(Element and region data)

● ● ● ●

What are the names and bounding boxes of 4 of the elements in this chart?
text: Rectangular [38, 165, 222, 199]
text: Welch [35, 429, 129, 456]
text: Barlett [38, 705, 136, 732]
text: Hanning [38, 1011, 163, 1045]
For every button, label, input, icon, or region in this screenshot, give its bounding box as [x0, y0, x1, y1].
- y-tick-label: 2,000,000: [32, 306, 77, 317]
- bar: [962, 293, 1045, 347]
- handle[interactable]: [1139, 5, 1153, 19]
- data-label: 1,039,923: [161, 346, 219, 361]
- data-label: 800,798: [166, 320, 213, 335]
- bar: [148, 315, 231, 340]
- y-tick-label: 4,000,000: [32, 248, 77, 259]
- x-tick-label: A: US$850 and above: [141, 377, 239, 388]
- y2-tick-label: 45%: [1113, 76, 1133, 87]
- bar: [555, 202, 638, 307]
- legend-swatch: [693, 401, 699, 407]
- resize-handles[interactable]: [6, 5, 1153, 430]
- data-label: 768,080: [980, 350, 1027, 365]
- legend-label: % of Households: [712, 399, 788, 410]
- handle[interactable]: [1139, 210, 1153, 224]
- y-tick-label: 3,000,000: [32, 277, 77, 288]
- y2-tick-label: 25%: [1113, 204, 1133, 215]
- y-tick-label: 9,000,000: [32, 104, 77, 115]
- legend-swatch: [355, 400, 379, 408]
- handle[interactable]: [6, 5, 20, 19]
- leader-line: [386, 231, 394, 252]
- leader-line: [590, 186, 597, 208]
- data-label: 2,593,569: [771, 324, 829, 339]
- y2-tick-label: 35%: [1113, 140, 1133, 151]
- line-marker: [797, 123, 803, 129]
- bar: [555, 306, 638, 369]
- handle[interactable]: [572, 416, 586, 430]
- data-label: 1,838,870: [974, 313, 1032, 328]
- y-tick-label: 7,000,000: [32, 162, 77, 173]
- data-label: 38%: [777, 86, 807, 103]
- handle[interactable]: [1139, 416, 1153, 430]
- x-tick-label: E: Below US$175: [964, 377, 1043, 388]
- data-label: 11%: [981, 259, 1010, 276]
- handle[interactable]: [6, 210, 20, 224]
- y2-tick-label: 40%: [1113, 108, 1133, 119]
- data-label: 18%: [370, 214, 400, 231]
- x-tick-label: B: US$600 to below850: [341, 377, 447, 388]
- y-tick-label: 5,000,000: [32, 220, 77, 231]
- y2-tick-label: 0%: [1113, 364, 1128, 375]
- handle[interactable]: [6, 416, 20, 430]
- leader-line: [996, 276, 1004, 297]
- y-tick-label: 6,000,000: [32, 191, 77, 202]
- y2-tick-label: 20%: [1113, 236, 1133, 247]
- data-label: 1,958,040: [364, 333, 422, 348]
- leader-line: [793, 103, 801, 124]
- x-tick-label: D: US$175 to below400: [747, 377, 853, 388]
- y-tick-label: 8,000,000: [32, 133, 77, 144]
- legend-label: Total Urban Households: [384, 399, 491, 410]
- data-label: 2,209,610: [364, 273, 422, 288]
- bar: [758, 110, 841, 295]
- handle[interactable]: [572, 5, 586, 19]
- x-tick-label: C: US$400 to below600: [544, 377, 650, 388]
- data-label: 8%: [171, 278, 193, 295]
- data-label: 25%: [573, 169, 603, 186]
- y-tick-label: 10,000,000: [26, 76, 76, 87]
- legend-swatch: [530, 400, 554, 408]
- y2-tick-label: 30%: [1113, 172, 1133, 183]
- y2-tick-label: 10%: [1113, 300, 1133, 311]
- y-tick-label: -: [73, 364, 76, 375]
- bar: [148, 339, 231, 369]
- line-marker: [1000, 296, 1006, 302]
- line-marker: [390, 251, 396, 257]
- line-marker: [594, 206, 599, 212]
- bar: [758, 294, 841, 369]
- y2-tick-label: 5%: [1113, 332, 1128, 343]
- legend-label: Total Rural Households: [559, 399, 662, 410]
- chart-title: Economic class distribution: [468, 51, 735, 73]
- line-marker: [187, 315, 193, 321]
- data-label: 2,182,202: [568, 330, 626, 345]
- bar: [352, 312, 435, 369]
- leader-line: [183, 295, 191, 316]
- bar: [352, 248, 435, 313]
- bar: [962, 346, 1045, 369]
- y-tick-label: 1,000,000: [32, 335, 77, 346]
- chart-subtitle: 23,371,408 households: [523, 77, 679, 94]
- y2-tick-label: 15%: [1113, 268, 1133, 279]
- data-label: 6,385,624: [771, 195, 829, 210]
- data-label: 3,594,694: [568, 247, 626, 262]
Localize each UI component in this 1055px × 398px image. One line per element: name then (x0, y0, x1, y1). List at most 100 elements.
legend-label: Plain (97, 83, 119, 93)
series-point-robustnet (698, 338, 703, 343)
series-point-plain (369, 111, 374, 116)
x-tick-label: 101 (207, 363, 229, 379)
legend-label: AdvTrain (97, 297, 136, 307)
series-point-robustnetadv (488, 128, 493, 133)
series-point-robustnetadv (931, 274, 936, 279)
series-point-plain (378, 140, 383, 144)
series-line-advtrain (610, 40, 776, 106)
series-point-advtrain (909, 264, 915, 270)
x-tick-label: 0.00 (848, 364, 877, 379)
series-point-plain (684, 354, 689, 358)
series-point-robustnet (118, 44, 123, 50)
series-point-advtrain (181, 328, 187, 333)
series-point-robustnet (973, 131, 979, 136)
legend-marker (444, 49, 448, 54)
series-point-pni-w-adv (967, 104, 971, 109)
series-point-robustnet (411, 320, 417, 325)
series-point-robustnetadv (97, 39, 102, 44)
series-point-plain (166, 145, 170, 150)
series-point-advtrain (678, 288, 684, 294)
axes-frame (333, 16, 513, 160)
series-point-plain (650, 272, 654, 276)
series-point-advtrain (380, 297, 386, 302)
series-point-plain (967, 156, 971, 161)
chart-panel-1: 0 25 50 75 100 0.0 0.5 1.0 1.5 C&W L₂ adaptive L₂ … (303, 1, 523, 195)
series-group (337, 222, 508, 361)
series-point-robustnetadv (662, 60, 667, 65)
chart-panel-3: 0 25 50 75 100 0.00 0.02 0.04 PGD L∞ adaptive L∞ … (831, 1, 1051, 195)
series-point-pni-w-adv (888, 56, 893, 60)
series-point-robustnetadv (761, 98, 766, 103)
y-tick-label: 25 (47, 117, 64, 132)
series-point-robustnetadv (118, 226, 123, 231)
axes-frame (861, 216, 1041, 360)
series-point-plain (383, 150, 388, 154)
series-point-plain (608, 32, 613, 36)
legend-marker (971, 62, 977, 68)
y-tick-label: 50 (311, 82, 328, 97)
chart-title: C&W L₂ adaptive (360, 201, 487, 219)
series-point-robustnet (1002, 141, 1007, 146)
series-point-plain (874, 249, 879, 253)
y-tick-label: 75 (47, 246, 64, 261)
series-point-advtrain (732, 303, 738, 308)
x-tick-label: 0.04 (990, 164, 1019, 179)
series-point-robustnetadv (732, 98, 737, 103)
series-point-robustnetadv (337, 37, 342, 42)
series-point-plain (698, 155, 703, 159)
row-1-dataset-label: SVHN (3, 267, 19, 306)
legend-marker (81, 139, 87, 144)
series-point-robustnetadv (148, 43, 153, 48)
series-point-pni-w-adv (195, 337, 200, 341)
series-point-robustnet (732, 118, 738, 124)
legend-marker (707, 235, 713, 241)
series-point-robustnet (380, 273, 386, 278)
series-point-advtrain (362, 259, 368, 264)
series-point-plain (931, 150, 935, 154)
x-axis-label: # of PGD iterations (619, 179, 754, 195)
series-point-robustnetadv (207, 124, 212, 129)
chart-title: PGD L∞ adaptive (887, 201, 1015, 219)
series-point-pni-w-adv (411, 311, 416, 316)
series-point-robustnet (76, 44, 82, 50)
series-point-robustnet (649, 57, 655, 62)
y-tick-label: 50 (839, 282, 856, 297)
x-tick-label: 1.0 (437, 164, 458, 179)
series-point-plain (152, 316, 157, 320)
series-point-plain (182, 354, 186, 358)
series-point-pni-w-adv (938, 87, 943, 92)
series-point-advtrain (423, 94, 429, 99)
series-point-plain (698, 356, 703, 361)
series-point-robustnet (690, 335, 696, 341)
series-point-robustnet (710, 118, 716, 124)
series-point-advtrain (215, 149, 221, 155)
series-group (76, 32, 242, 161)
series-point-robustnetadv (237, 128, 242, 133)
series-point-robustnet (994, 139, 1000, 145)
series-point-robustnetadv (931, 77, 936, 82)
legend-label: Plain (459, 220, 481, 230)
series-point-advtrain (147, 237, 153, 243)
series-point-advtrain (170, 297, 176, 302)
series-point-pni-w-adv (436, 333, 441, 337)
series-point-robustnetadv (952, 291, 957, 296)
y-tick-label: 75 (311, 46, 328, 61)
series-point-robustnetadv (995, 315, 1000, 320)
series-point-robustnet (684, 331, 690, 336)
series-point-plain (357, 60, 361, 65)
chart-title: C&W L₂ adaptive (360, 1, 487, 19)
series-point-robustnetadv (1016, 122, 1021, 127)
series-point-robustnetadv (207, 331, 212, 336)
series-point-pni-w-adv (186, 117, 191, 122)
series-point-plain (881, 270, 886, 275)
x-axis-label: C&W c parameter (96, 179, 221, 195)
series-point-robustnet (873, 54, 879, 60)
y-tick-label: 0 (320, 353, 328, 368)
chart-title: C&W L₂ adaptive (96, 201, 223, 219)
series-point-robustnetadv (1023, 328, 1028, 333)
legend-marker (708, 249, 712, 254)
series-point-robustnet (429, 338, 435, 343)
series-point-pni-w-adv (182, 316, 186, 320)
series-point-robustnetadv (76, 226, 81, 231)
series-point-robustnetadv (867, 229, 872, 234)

● ● ● ●

Problem to solve: Copy out the records word for word, beginning with the first line and ending with the line that contains "- data-label: 768,080: [980, 350, 1027, 365]".

Full output:
What are the names and bounding boxes of 4 of the elements in this chart?
text: Rectangular [38, 165, 222, 199]
text: Welch [35, 429, 129, 456]
text: Barlett [38, 705, 136, 732]
text: Hanning [38, 1011, 163, 1045]
For every button, label, input, icon, or region in this screenshot, give its bounding box as [x0, y0, x1, y1].
- y-tick-label: 2,000,000: [32, 306, 77, 317]
- bar: [962, 293, 1045, 347]
- handle[interactable]: [1139, 5, 1153, 19]
- data-label: 1,039,923: [161, 346, 219, 361]
- data-label: 800,798: [166, 320, 213, 335]
- bar: [148, 315, 231, 340]
- y-tick-label: 4,000,000: [32, 248, 77, 259]
- x-tick-label: A: US$850 and above: [141, 377, 239, 388]
- y2-tick-label: 45%: [1113, 76, 1133, 87]
- bar: [555, 202, 638, 307]
- legend-swatch: [693, 401, 699, 407]
- resize-handles[interactable]: [6, 5, 1153, 430]
- data-label: 768,080: [980, 350, 1027, 365]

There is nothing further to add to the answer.